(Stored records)
►
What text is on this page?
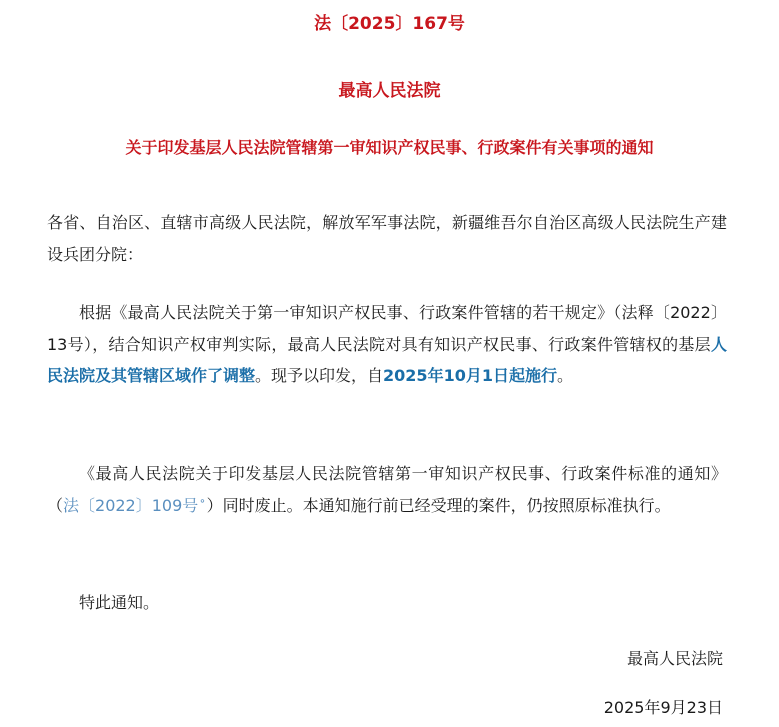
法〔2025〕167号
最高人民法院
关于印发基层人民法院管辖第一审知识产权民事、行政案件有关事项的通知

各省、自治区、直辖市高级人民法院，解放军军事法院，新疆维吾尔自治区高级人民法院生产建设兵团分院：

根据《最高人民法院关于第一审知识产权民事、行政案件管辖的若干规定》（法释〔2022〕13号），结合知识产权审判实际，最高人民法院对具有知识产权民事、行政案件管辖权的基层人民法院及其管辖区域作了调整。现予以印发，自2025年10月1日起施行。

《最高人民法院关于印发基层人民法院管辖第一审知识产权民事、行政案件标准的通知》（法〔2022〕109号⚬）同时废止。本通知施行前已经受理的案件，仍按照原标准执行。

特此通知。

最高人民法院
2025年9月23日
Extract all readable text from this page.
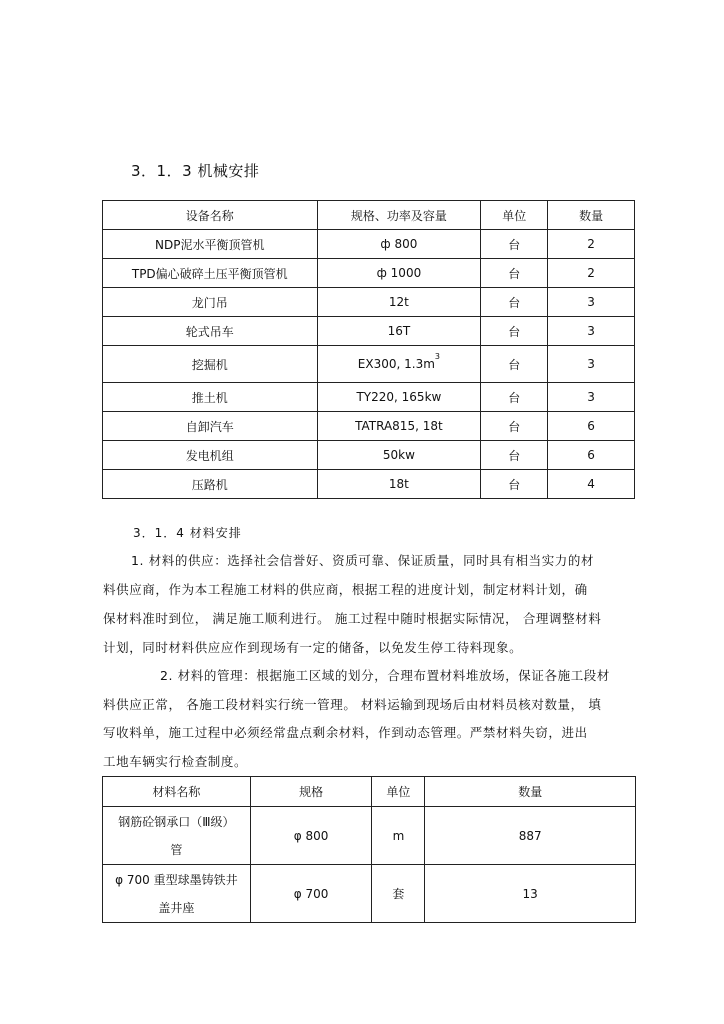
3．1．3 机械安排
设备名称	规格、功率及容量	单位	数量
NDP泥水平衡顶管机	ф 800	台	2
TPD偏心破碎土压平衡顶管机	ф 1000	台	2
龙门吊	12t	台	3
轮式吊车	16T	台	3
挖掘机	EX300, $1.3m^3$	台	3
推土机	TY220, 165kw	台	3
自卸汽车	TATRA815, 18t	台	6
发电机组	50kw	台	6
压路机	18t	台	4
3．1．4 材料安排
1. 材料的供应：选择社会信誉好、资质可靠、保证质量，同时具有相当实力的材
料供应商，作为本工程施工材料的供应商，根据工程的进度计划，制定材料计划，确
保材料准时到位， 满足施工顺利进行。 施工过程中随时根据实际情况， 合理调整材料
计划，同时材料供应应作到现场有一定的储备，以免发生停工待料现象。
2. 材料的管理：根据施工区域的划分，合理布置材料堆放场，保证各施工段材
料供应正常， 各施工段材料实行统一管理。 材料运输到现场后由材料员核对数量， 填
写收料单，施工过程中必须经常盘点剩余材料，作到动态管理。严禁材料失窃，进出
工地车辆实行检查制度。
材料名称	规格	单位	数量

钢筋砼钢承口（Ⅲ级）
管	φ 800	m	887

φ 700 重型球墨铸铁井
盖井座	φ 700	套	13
◄
►
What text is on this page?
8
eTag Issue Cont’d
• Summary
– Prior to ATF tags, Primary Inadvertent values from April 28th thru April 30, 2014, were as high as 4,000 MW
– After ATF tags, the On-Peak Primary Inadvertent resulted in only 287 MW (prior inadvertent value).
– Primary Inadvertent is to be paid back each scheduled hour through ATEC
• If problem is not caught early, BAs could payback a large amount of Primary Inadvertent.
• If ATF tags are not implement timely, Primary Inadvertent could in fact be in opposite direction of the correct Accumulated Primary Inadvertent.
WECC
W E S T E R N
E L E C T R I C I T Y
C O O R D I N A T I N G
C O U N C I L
◄
►
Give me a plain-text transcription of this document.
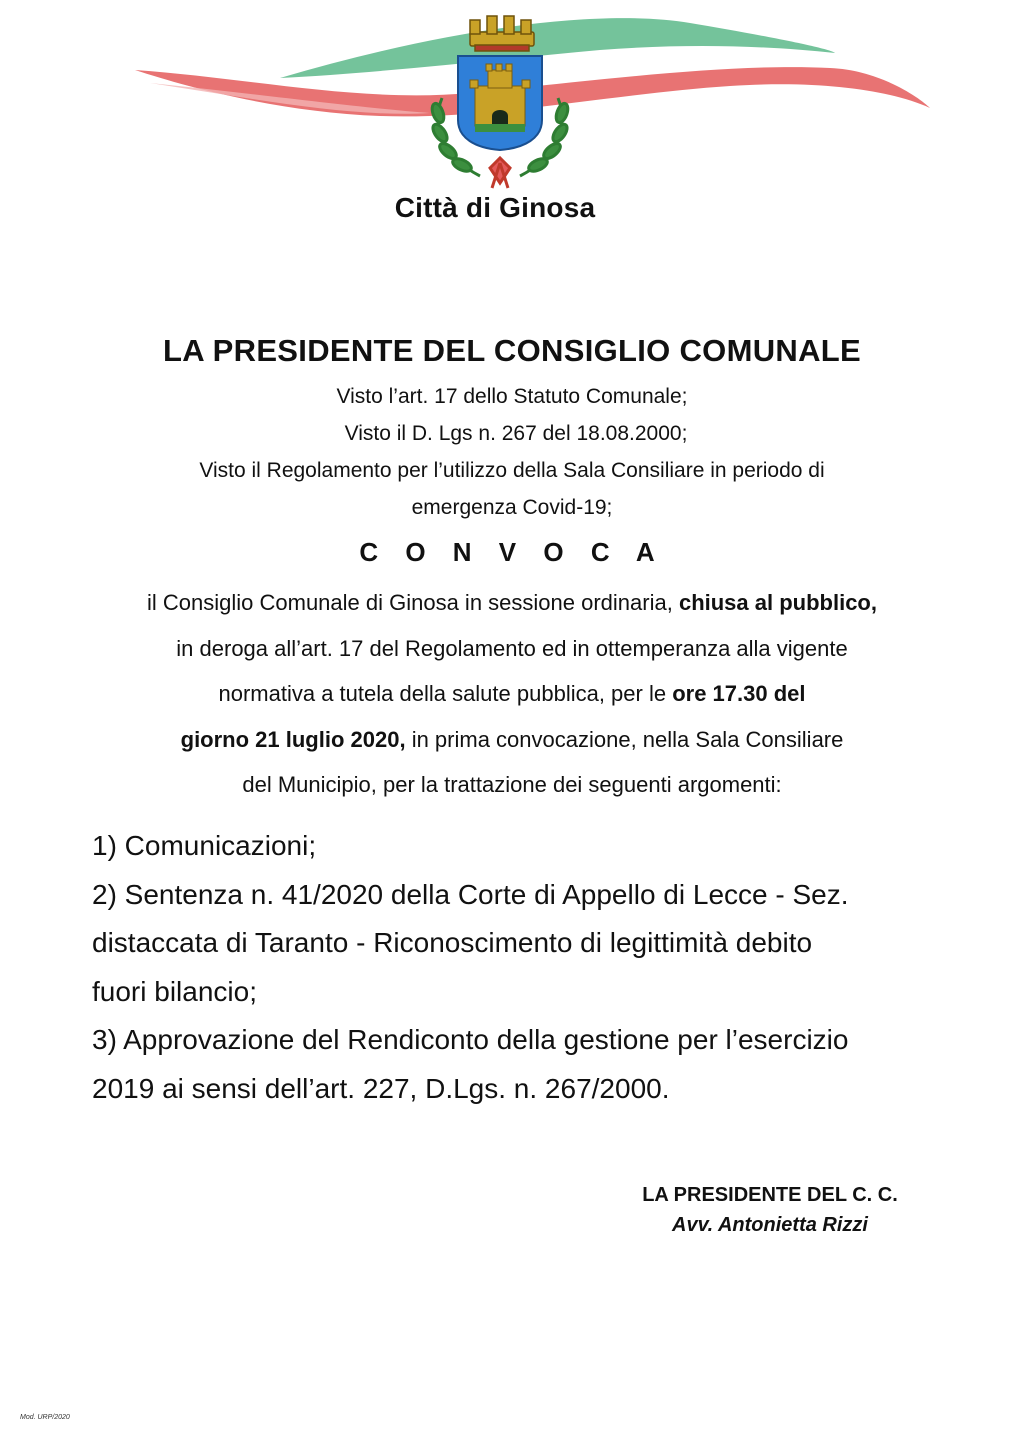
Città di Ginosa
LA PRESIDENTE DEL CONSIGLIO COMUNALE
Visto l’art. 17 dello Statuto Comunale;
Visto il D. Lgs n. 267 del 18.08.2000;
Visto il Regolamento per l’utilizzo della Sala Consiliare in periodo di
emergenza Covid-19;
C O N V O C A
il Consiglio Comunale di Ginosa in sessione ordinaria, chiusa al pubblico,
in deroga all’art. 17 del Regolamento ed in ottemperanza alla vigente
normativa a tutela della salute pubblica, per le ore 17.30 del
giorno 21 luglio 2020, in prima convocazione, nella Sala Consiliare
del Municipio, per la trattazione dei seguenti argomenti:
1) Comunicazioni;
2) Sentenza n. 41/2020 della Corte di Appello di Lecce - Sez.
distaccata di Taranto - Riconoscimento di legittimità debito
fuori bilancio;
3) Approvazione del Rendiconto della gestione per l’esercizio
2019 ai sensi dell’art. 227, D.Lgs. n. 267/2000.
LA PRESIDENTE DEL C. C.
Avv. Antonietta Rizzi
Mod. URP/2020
◄
__WHAT TO PRODUCE__: List each line holding the string "Consiliare".

__ANSWER FOR THE TASK__:
Visto il Regolamento per l’utilizzo della Sala Consiliare in periodo di
giorno 21 luglio 2020, in prima convocazione, nella Sala Consiliare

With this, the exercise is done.